_DO THIS_. Your answer is a single number: how many lines hold the word "right"?

--------------------------------------------------

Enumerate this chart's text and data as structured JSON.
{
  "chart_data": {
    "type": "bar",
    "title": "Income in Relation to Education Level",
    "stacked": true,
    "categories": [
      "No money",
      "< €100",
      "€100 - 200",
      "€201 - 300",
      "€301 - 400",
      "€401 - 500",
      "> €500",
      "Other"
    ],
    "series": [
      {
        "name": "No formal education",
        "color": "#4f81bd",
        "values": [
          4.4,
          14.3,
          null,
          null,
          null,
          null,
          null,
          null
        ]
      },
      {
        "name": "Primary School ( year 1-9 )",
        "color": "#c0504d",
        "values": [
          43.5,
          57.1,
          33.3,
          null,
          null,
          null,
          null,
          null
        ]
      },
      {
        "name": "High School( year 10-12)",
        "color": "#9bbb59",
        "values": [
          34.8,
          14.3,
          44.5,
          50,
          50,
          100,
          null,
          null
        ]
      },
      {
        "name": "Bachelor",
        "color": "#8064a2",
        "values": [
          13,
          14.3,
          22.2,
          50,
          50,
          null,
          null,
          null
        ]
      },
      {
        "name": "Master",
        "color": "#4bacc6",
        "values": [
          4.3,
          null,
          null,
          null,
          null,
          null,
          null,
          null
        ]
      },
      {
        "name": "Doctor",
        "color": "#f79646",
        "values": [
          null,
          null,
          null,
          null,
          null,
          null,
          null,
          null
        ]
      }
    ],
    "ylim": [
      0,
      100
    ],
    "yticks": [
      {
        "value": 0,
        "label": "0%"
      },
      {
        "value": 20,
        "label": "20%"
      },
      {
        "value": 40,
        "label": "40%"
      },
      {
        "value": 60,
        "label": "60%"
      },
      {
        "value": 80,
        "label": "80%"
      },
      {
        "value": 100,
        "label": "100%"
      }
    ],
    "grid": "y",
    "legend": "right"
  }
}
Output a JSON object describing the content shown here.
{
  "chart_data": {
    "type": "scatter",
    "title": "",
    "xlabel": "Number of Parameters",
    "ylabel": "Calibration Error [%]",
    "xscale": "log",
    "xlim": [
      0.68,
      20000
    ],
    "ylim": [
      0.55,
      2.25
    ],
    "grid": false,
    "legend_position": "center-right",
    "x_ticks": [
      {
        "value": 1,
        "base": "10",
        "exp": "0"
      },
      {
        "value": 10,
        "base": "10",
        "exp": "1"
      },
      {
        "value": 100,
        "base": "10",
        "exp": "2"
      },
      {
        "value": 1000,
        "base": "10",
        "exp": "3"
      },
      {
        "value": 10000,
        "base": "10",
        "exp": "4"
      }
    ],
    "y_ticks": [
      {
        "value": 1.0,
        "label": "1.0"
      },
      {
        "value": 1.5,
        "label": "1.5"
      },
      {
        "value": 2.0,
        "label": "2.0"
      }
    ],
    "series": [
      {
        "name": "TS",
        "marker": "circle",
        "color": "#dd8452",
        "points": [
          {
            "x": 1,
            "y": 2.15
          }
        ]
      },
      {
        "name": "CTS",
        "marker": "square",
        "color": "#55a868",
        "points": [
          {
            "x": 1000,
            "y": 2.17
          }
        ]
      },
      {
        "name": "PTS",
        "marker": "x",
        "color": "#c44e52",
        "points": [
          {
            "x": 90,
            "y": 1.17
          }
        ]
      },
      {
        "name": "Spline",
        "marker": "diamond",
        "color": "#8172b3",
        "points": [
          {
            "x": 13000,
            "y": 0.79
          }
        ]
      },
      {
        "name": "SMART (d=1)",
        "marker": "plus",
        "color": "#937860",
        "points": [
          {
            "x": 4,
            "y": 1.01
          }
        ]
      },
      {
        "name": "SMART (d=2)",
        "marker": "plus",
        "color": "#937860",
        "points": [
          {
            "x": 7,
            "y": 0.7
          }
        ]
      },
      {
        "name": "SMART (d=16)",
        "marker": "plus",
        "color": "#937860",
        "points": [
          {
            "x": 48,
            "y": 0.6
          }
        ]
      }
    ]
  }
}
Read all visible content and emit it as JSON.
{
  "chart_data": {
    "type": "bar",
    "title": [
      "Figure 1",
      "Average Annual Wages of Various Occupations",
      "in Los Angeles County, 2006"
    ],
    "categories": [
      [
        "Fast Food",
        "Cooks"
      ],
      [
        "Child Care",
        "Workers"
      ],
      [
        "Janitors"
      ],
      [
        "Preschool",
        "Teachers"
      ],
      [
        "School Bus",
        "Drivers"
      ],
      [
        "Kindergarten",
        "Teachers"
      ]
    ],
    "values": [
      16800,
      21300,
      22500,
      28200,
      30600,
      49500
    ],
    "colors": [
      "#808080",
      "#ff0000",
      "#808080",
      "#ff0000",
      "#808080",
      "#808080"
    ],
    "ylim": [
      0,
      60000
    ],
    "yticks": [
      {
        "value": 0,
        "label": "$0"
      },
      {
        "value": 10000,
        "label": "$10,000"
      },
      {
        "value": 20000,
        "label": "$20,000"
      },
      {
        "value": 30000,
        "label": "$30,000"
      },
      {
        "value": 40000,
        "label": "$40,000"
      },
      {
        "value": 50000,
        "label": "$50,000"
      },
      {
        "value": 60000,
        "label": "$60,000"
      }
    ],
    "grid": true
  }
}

--------------------------------------------------

_THE RESULT_. 2